━━━ TEXT TO READ

I should add that the section titled “Resources” is packed full with not only the actual song session files used in “Ultimate Mixing Formula” for you to practice on and follow along to, but also useful charts, PDF files, WAV. files, cheat sheets, and other related goodies that will aide in your mixing career. Some of these valuable and downloadable resources are titled, “Sonic consistency EQ chart”, “The vocal EQ Cheat Sheet”, “Mixing Reference Sheet”, and “The Five Drivers of Mixing” graphic overview. These are templates for getting tricky things like vocals or whole mixes sorted out, and they help drive home what you will learn inside “Ultimate Mixing Formula“.
Rob begins “Ultimate Mixing Formula” explaining that although he supplies hours and hours of mixing tricks and techniques, we must first go through the boring stuff first. Video after video, Rob goes through the gear, the tools, the software that we need to make professional sounding mixes. You might be surprised to learn that you probably already own everything you will need. At any rate, along with some well made, well laid out video training, Rob also supplies the viewer with three downloadable check lists detailing how to properly set up your monitors, software, and plugins needed to get a proper mix (please see the image above). This is the “mixing foundation” that I was mentioning a moment ago, not to mention value stacked on top of value. Rob supplies a solid foundation for us to build our mixing career upon.
Rob continues to shed light on those topics that most often confuse us. Rob explains things like how to listen properly, what to listen for, and how to “judge” what we are hearing. As new mixing engineers we all want to hear those minute details that professionals claim to hear. Truth be told, not being able to hear those little things drove me absolutely crazy! Rob actually teaches the viewer how to not only hear, but to describe what he is hearing, in terms that other mixing engineers can understand. The video moves into such areas of discussion as how to monitor music properly, and how to use reference tracks for precision. This information is critical for your success, to listen close.

━━━━━━
━━━ SOURCE EXCERPT

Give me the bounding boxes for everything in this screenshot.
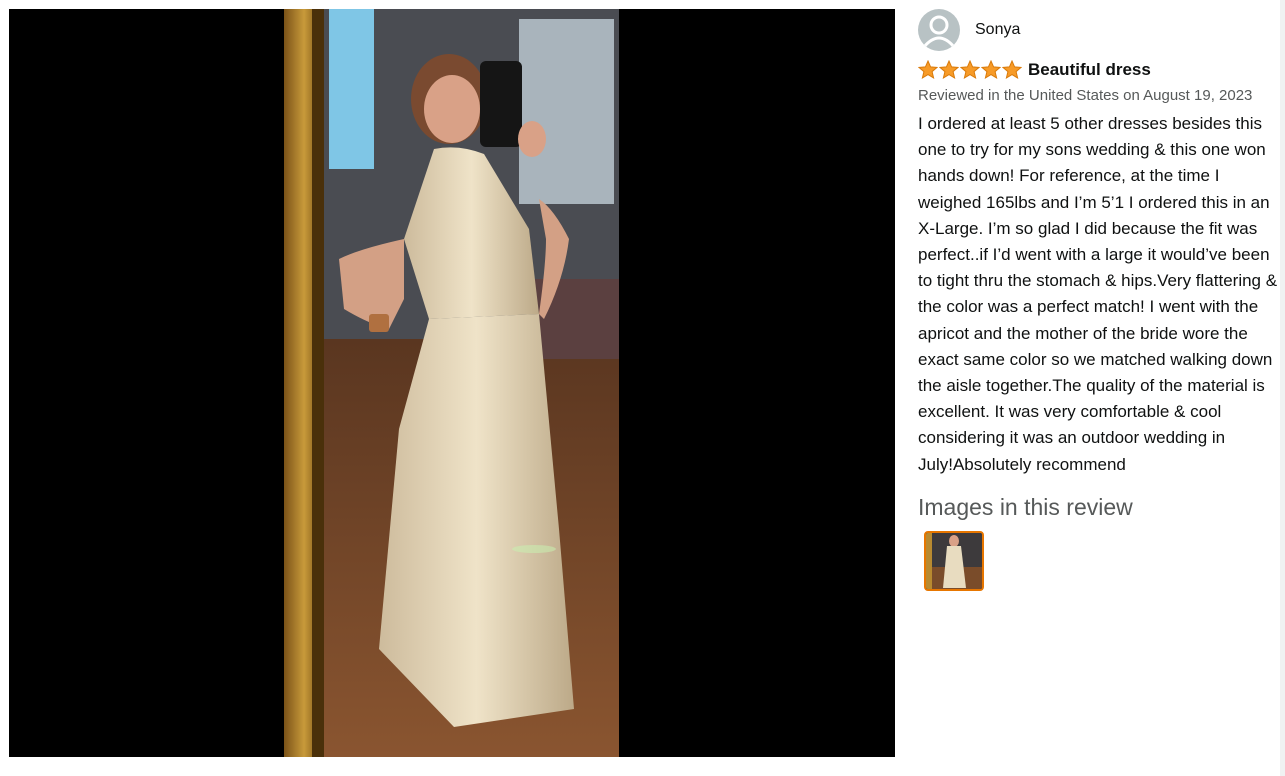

━━━━━━

* [WHAT IS NEEDED]: In the mixing course review, how many downloadable checklists does Rob supply, and what do they cover?

* [RESULT FOR THIS EXERCISE]: Three checklists, covering how to properly set up your monitors, software, and plugins.